- [PROBLEM REQUIREMENTS]
Transcribe all of the material below word for word and leave out its pictures.

- [Stored data]
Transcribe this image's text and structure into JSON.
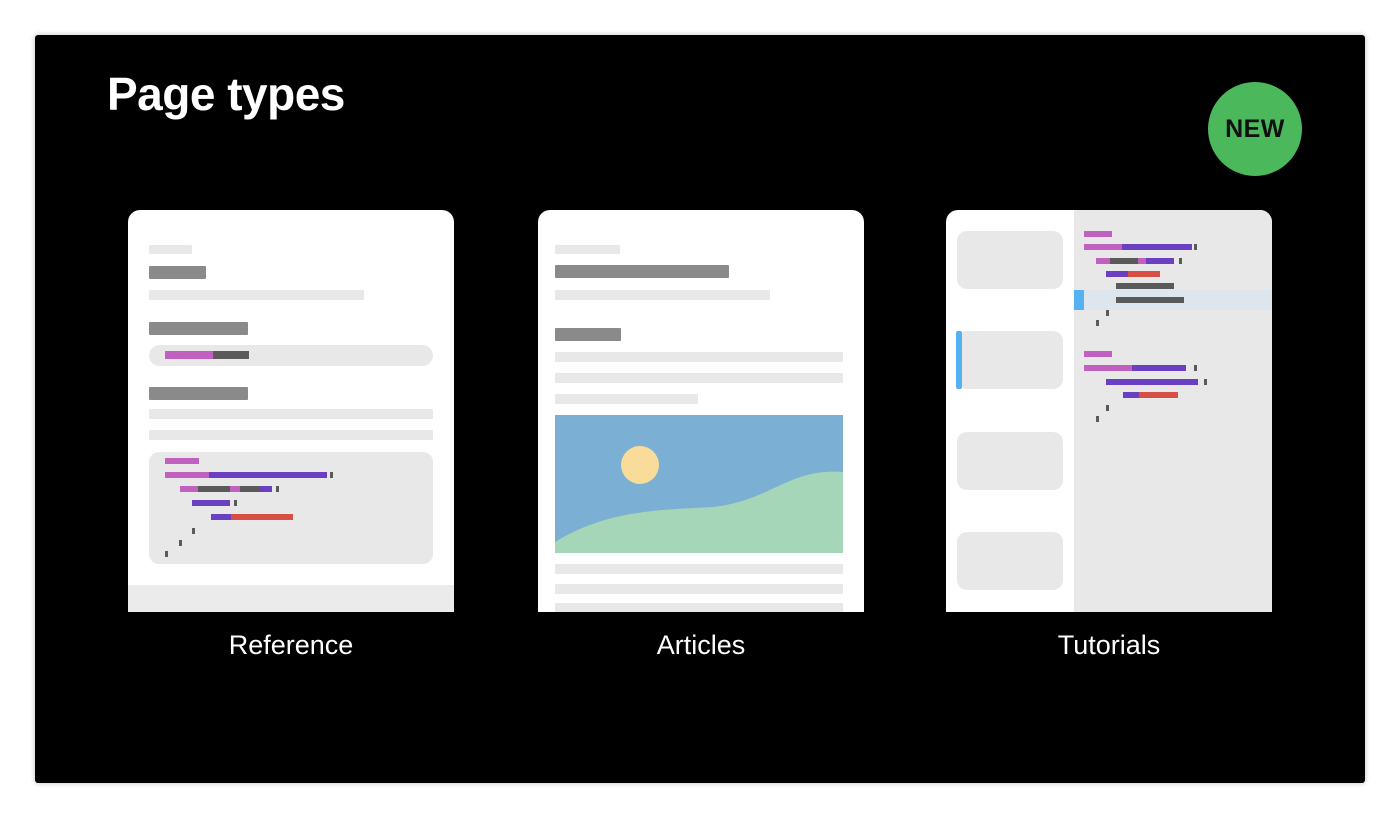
{
  "slide": {
    "title": "Page types",
    "badge": "NEW"
  },
  "colors": {
    "background": "#000000",
    "badge": "#4cb85c",
    "gray_bar": "#8a8a8a",
    "light_bar": "#e8e8e8",
    "code_pink": "#c061c0",
    "code_purple": "#6a3fc1",
    "code_dark": "#5a5a5a",
    "code_red": "#d84f43",
    "sky": "#7bafd4",
    "sun": "#f9dc99",
    "hill": "#a5d6b7",
    "highlight": "#dde6ec",
    "accent_blue": "#56b1f2"
  },
  "cards": [
    {
      "label": "Reference",
      "icon": "reference-page-icon"
    },
    {
      "label": "Articles",
      "icon": "article-page-icon"
    },
    {
      "label": "Tutorials",
      "icon": "tutorial-page-icon"
    }
  ]
}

- [SOLUTION TO THIS EXERCISE]
Transcribe this image's text and structure into JSON.
{
  "slide": {
    "title": "Page types",
    "badge": "NEW"
  },
  "colors": {
    "background": "#000000",
    "badge": "#4cb85c",
    "gray_bar": "#8a8a8a",
    "light_bar": "#e8e8e8",
    "code_pink": "#c061c0",
    "code_purple": "#6a3fc1",
    "code_dark": "#5a5a5a",
    "code_red": "#d84f43",
    "sky": "#7bafd4",
    "sun": "#f9dc99",
    "hill": "#a5d6b7",
    "highlight": "#dde6ec",
    "accent_blue": "#56b1f2"
  },
  "cards": [
    {
      "label": "Reference",
      "icon": "reference-page-icon"
    },
    {
      "label": "Articles",
      "icon": "article-page-icon"
    },
    {
      "label": "Tutorials",
      "icon": "tutorial-page-icon"
    }
  ]
}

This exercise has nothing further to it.